[Raw records]
--- BEGIN ---

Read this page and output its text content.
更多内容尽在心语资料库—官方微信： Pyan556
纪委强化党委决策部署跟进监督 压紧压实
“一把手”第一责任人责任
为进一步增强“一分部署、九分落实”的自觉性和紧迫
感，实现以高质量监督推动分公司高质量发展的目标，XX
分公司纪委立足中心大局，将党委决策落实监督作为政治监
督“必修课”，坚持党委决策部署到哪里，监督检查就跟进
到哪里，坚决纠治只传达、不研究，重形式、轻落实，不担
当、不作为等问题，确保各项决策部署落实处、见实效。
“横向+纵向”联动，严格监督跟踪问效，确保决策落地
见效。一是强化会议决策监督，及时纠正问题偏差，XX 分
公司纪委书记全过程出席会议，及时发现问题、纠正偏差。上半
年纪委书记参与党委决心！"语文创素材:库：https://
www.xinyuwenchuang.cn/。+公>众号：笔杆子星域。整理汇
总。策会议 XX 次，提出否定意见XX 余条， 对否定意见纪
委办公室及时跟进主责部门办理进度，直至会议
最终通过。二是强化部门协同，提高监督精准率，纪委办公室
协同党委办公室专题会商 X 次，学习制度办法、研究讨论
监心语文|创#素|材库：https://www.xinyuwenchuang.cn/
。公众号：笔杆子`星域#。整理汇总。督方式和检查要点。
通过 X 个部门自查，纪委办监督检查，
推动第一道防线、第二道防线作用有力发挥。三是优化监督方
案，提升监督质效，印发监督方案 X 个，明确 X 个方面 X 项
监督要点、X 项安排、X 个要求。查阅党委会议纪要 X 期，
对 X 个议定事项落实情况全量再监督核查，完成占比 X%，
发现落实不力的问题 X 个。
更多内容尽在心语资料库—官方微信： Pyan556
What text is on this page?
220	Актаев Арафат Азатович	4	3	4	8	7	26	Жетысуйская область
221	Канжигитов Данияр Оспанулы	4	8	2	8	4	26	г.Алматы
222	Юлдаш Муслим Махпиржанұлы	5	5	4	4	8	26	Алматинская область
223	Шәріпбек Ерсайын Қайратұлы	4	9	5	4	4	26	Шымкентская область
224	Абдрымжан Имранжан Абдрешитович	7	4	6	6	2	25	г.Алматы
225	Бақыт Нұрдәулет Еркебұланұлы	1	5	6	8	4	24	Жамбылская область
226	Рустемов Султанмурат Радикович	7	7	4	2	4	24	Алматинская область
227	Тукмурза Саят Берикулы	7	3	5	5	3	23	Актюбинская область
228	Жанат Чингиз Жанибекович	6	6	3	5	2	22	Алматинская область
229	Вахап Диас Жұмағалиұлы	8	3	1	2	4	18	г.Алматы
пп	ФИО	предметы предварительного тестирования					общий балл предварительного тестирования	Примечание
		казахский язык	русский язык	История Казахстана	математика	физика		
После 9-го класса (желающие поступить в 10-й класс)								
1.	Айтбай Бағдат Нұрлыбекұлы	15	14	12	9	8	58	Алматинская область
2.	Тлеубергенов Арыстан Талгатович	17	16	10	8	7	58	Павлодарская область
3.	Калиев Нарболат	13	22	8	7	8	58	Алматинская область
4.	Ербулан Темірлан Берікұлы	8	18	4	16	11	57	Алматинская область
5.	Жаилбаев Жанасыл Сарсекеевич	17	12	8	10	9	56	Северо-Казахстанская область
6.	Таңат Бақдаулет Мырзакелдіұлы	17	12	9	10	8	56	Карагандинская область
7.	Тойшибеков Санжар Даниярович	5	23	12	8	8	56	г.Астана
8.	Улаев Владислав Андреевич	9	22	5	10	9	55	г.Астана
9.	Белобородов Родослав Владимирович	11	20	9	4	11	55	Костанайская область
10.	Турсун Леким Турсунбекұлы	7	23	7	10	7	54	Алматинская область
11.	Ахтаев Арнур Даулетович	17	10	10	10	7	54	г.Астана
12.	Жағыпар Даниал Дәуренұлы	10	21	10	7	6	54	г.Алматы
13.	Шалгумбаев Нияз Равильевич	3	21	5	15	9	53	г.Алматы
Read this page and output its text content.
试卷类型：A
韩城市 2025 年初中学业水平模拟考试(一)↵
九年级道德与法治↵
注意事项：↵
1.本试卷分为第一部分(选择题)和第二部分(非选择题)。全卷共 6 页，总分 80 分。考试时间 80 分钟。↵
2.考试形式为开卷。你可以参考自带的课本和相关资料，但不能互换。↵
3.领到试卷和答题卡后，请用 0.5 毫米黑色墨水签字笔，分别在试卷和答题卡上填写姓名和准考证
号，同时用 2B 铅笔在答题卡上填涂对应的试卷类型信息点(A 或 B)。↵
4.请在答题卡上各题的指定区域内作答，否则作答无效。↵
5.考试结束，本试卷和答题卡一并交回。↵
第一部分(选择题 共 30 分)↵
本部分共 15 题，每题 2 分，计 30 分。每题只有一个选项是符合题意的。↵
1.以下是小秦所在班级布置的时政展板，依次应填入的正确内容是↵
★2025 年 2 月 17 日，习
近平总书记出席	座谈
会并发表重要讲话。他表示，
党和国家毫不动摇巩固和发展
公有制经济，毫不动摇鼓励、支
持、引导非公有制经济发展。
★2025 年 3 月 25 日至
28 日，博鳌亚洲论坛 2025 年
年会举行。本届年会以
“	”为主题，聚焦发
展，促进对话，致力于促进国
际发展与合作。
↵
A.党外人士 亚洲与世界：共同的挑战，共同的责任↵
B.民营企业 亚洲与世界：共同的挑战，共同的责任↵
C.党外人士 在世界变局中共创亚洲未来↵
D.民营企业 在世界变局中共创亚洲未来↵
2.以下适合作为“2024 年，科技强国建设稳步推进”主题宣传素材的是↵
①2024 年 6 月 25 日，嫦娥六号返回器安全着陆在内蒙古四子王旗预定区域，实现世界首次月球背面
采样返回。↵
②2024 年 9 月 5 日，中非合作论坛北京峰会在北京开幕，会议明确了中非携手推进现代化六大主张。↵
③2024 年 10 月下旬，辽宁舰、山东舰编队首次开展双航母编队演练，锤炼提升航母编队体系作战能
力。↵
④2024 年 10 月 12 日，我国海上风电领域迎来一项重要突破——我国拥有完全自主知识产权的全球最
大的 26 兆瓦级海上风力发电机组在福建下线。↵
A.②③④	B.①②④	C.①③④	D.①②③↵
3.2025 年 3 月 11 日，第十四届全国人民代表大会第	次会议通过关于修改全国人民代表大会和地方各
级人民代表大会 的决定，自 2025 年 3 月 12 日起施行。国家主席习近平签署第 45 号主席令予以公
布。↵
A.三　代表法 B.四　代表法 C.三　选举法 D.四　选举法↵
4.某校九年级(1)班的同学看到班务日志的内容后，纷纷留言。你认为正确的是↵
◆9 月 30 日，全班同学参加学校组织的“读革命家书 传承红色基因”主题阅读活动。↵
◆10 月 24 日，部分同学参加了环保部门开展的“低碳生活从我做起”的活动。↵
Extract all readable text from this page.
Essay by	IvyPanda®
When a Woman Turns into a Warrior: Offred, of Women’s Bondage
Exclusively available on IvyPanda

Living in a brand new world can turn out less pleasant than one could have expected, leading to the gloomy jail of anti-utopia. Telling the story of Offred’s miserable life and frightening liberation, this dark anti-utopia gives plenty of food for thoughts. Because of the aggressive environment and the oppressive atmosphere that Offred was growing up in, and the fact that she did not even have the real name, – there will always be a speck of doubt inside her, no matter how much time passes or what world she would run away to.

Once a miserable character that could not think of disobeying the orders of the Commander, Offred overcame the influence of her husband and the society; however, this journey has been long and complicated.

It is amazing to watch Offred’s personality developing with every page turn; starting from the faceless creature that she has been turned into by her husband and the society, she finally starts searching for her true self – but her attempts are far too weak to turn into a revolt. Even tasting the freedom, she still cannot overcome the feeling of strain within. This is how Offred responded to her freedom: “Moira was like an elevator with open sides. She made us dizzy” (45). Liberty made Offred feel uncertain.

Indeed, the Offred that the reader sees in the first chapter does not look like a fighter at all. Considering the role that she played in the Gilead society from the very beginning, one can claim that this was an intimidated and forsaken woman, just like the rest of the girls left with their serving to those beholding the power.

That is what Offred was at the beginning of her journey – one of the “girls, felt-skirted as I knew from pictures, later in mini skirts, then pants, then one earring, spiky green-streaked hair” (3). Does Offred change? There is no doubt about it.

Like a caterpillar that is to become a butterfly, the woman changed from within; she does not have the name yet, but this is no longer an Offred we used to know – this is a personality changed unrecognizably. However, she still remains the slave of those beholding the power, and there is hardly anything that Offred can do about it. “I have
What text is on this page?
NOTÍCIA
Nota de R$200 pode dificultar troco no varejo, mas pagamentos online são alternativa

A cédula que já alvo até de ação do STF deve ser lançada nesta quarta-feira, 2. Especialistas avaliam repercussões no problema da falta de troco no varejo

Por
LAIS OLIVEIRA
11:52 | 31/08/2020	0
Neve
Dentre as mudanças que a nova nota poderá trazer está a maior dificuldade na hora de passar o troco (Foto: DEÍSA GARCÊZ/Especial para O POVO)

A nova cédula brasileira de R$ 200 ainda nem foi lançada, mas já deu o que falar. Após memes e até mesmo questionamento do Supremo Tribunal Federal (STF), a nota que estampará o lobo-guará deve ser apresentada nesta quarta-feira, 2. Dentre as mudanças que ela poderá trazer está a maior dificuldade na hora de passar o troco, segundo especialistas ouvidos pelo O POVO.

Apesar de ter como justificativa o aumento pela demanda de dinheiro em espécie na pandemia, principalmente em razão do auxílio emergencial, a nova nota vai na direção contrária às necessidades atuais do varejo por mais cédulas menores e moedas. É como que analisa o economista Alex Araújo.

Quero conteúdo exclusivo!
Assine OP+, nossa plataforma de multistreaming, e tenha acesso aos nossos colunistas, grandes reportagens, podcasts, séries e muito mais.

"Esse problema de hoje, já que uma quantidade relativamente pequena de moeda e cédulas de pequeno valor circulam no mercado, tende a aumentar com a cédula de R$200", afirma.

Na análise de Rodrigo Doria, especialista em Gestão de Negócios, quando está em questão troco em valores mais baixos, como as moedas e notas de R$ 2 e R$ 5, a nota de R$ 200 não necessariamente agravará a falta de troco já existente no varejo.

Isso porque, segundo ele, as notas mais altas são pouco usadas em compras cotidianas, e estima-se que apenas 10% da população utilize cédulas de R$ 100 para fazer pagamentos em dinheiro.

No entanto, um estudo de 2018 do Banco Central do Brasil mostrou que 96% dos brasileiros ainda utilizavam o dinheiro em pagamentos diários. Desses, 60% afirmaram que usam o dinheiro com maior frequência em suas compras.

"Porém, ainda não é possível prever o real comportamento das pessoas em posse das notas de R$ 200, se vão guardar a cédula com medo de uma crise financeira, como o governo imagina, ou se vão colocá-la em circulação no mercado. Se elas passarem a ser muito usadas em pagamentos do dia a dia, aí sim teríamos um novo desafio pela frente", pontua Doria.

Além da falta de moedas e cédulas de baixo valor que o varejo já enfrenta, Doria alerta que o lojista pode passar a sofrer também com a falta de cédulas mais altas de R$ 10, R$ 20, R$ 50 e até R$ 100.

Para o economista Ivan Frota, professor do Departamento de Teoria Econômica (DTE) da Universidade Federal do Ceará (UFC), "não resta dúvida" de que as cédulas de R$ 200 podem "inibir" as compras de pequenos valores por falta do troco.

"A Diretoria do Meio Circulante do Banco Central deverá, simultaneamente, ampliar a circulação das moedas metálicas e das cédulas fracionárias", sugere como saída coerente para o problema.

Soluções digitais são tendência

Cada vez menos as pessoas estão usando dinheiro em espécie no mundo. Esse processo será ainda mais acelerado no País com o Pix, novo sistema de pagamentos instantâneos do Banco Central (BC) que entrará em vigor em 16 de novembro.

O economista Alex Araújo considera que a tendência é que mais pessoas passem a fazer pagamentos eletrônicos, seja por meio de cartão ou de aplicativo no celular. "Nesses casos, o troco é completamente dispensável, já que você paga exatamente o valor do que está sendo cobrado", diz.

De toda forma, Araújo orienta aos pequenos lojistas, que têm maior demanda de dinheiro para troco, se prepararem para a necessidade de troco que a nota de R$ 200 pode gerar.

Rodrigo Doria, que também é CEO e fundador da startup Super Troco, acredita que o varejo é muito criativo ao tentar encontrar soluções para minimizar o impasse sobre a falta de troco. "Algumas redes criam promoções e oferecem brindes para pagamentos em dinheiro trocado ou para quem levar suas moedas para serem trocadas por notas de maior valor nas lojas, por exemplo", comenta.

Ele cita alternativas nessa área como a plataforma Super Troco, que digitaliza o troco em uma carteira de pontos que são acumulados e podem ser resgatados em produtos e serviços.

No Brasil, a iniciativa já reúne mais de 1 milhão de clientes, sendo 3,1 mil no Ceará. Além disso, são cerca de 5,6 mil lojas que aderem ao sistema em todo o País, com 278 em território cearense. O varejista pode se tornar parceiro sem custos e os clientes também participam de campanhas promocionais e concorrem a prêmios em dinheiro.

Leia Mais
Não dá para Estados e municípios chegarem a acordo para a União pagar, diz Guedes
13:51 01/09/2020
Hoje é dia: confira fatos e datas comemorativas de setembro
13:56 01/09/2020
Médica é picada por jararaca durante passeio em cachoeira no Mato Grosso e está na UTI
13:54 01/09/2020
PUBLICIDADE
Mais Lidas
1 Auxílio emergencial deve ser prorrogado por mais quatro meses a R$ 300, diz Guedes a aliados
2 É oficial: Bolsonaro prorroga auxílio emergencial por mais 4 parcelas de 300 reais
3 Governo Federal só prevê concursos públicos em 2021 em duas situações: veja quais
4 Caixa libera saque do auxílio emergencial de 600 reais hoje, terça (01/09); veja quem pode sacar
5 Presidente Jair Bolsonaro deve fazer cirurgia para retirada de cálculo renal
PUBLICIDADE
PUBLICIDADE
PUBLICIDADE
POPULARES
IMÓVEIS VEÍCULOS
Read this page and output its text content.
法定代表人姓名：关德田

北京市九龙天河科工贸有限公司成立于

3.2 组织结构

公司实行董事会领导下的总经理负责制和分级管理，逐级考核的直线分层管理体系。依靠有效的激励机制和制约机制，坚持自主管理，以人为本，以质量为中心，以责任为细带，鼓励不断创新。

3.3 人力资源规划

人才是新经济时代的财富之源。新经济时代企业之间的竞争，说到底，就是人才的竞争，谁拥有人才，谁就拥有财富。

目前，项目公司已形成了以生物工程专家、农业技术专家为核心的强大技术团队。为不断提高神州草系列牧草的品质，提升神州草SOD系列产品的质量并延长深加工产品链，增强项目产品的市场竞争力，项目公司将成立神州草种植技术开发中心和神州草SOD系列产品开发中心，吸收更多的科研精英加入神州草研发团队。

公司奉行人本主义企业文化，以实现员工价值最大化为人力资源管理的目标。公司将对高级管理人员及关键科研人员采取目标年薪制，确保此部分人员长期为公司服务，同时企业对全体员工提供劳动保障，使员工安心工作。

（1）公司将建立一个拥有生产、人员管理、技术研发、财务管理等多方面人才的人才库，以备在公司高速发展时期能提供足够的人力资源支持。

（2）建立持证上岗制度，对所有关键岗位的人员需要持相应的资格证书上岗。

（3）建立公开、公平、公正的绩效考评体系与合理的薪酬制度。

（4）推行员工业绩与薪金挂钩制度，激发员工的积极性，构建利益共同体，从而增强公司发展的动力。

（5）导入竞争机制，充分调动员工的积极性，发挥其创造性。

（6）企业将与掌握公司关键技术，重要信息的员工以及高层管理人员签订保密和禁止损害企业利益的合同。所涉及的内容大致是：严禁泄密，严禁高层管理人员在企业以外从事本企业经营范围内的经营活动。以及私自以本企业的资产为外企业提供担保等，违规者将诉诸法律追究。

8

--- END ---

Pick out the lines that contain "Guedes" and copy them.

Não dá para Estados e municípios chegarem a acordo para a União pagar, diz Guedes
1 Auxílio emergencial deve ser prorrogado por mais quatro meses a R$ 300, diz Guedes a aliados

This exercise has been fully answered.